Trying to find positive ways to improve Kent's academic selection

Joanne Bartley's picture
 5
Like many parents in Kent I am unhappy with selective education in our county. However I accept that this is here to stay for the foreseeable future, and liked by many, especially parents whose children go to the excellent grammar schools!

I am trying to avoid the left/right, comprehensive/grammar debate but try to find practical ways to campaign for improvements to secondary education in my county.

I have a few ideas, but I'm really looking for feedback and suggestions from parents, teachers and anyone who cares about fair admissions.

Here's some thoughts.

1) Convert the 11 plus test to a Cognitive Ability Test to be used for Fair Banding admission as well as grammar school entry.

A few local comprehensive schools use Fair Banding admissions and offer their own tests. If KCC offered all primary children a CAT test instead of the 11 plus it would be less of a harsh pass/fail, because the test would be used for more than just grammar school judgement.

It would also ensure all children were tested, at present the 11 plus is optional and it is possible some bright disadvantaged children are missing the opportunity to go to grammar schools. Anything that redresses the balance and helps avoid the social inequality of our county's school system would be good.

I wonder if fair banding in Kent schools could even be used to create excellent setting for high ability children (possibly some schools linking with grammar schools) to try to reduce the need for the grammar schools.

● Extracted material:
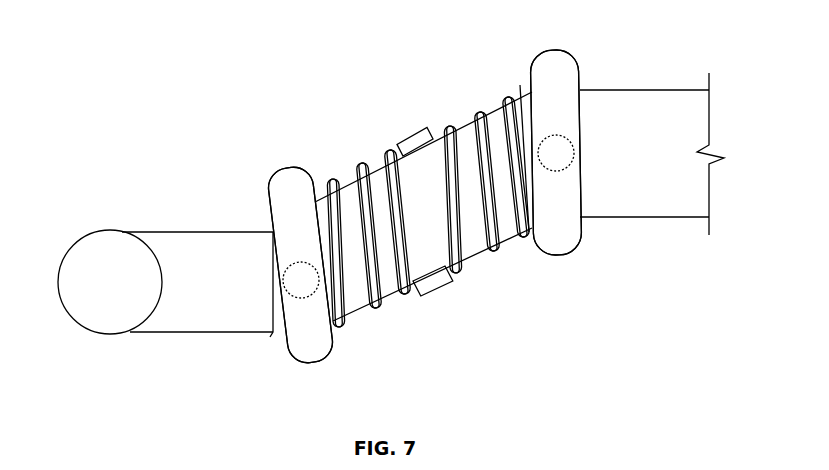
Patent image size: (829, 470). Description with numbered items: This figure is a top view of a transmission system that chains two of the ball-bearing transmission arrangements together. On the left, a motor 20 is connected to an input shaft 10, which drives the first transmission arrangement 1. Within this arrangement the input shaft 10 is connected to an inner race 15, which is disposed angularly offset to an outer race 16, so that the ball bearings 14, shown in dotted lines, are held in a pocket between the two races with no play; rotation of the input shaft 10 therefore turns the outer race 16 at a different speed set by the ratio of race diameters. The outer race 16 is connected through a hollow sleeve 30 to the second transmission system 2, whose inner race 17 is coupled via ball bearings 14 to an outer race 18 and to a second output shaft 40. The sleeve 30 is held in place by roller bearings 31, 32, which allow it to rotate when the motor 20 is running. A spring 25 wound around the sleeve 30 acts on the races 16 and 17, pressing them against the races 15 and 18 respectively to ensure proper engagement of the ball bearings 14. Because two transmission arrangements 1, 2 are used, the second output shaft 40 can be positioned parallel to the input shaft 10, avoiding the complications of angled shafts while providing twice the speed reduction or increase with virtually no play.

The transmission arrangement 1 is at (280, 157).
The second transmission system 2 is at (543, 42).
The input shaft 10 is at (197, 231).
The ball bearings 14 is at (298, 283).
The inner race 15 is at (270, 337).
The outer race 16 is at (312, 370).
The inner race 17 is at (527, 90).
The outer race 18 is at (553, 50).
The motor 20 is at (108, 231).
The spring 25 is at (378, 309).
The hollow sleeve 30 is at (436, 143).
The roller bearing 31 is at (410, 122).
The roller bearing 32 is at (438, 295).
The second output shaft 40 is at (636, 97).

● Tasks for this exercise:
**a.** In the post on Kent's academic selection, what does the writer suggest converting the 11 plus test into?
**b.** Write what comes next in the post on Kent's academic selection, starting after its final sentence.
The rows were taken from a separate source.

● Answers for this exercise:
**a.** A Cognitive Ability Test, to be used for Fair Banding admission as well as grammar school entry.

**b.**
2) A parent rating for Kent secondary moderns to highlight the unfairness of Ofsted ratings

The exam culture of results and Ofsted ratings is particularly harmful in an area with academic selection. Ofsted don't seem to take any account of the different ability intakes. 76% of grammar schools are 'Outstanding' and just 13% of secondary moderns. I assume this is because the inspection criteria is partly based on pupil achievement.

Secondary modern schools are always going to get worse exam results because the top 25% of academically able pupils go to grammar schools. But perhaps a parents' group could set up a rival rating system? This could look at different criteria, and reward schools with a report based on things like depth of learning, a broad curriculum and extra curricular activity.

Parents know schools are about much more than exams, it would be good to have a way to highlight alternative strengths in the best schools.

Just a couple of ideas... But I welcome more if any Kent parents have ideas to help modernise our awful old fashioned school system.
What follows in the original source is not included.